# Start of Records provided
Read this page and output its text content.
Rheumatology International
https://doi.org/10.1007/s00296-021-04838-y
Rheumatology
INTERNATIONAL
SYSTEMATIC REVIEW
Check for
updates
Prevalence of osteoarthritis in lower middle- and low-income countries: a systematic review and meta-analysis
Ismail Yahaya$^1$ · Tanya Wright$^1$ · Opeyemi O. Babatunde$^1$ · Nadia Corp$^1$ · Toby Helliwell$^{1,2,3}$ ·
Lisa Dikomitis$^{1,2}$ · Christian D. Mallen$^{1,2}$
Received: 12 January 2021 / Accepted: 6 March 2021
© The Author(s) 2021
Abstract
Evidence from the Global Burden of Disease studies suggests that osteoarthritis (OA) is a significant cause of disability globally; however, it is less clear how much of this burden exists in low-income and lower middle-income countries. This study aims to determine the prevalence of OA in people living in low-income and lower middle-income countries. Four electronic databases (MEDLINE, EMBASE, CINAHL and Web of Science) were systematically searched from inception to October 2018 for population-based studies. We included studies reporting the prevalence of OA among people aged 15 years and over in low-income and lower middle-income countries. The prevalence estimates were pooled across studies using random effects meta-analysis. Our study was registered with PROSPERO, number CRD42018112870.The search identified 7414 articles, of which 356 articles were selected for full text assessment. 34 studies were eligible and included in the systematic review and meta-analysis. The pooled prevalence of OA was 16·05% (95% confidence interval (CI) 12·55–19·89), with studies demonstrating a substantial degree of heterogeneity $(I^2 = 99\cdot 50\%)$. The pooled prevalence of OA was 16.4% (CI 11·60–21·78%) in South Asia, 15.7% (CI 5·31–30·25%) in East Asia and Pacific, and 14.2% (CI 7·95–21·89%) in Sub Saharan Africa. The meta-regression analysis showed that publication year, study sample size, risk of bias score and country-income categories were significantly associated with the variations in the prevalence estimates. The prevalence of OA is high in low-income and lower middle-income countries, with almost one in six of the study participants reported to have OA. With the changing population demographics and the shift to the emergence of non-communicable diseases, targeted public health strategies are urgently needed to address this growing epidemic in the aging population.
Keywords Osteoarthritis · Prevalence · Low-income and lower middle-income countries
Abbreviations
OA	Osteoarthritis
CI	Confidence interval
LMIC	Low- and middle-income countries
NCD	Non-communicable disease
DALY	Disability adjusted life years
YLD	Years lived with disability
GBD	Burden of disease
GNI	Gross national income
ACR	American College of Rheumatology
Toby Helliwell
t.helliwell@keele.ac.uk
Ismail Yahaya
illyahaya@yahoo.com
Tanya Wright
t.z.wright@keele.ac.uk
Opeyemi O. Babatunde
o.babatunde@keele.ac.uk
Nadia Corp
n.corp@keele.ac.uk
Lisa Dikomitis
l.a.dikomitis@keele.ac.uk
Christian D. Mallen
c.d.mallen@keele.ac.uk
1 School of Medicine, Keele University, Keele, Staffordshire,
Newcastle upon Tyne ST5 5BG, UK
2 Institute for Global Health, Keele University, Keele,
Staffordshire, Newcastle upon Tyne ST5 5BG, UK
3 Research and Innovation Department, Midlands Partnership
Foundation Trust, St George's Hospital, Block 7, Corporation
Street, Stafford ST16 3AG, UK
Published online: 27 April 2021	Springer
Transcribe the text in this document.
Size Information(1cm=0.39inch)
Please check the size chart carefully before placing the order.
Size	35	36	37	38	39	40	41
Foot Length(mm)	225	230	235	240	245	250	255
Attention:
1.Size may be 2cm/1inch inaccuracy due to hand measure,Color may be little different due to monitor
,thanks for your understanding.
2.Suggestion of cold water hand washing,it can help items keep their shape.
# End of Records provided
#### Task instructions:
Select every line in the records above that contains the word "upon".

#### Answer to this exercise:
Newcastle upon Tyne ST5 5BG, UK
Staffordshire, Newcastle upon Tyne ST5 5BG, UK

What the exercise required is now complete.